▸ Stored entries:
□ □ □ □
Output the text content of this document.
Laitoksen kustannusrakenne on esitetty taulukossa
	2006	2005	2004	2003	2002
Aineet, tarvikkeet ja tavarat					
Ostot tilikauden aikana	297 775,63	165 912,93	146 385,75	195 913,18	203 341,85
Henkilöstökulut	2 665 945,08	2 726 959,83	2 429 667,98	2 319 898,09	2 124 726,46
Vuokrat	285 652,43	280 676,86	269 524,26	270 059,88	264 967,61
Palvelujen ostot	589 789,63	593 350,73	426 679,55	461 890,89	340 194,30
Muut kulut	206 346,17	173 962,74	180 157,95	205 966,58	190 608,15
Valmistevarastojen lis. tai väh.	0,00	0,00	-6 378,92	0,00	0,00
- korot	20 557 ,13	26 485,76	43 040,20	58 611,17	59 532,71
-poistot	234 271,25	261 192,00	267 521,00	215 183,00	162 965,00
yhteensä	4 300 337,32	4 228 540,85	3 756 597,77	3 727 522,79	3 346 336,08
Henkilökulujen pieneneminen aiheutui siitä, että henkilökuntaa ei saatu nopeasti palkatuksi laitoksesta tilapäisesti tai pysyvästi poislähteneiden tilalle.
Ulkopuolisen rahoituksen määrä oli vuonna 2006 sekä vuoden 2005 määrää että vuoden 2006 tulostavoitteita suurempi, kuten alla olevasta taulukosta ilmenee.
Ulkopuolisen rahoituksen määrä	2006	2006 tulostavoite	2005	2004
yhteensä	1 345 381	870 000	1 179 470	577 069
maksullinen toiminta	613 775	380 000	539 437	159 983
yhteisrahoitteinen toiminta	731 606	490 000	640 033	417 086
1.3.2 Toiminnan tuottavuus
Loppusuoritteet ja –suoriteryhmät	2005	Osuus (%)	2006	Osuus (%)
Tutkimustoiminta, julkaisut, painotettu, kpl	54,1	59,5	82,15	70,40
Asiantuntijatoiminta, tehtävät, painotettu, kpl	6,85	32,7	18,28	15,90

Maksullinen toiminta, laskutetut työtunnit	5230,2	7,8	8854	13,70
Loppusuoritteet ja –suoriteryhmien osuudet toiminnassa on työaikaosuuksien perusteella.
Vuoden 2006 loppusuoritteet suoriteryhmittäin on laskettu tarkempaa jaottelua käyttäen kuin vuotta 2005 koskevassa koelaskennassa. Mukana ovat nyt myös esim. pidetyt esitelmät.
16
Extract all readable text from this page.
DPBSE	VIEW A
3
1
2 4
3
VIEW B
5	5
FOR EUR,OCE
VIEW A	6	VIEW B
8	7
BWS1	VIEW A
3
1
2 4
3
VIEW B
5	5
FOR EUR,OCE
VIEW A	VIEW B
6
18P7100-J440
□ □ □ □
▸ Work to do: Copy out the lines in which the string "yhteensä" appears.

▸ Result of the task:
yhteensä	4 300 337,32	4 228 540,85	3 756 597,77	3 727 522,79	3 346 336,08
yhteensä	1 345 381	870 000	1 179 470	577 069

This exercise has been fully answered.